» TASK:
The records below are to be copied word for word, with every picture left out.
start DATASET EXCERPTS
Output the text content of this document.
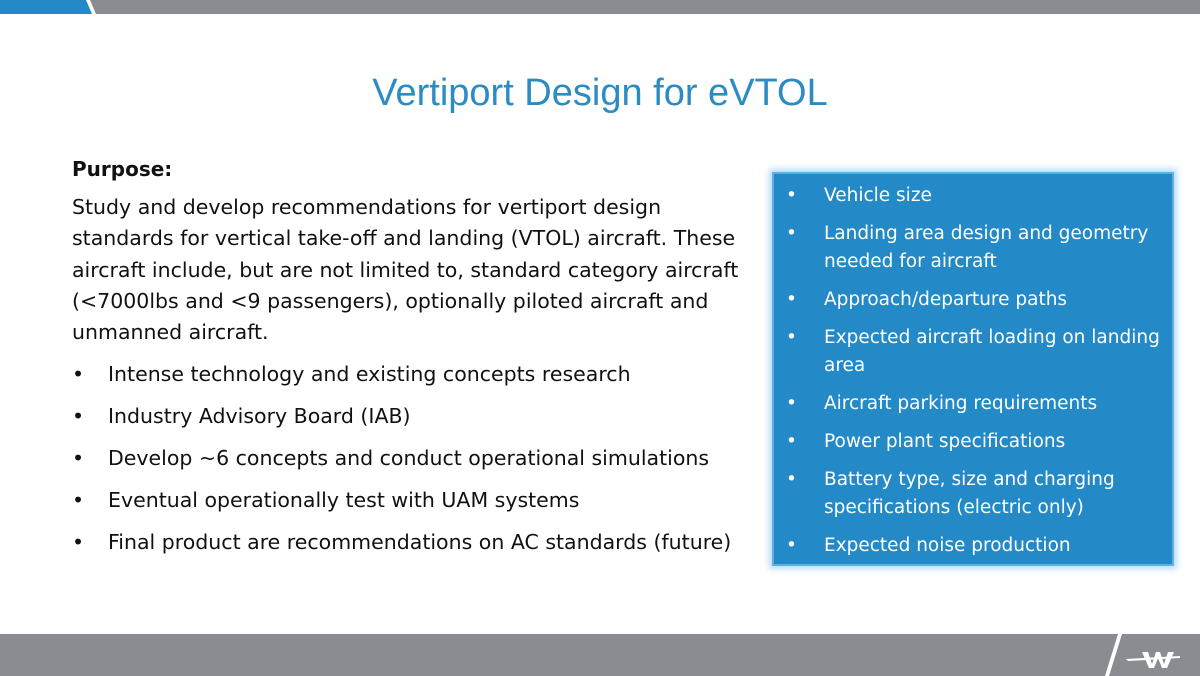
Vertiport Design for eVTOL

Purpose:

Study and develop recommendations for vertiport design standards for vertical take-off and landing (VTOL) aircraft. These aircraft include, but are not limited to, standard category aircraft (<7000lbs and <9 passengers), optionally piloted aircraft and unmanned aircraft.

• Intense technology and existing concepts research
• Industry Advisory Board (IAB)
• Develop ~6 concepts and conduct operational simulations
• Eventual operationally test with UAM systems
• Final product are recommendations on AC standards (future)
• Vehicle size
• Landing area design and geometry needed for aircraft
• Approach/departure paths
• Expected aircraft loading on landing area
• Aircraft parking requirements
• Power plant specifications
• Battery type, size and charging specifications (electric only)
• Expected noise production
end DATASET EXCERPTS
» FINISHED EXERCISE:
Output the text content of this document.
Vertiport Design for eVTOL

Purpose:

Study and develop recommendations for vertiport design standards for vertical take-off and landing (VTOL) aircraft. These aircraft include, but are not limited to, standard category aircraft (<7000lbs and <9 passengers), optionally piloted aircraft and unmanned aircraft.

• Intense technology and existing concepts research
• Industry Advisory Board (IAB)
• Develop ~6 concepts and conduct operational simulations
• Eventual operationally test with UAM systems
• Final product are recommendations on AC standards (future)
• Vehicle size
• Landing area design and geometry needed for aircraft
• Approach/departure paths
• Expected aircraft loading on landing area
• Aircraft parking requirements
• Power plant specifications
• Battery type, size and charging specifications (electric only)
• Expected noise production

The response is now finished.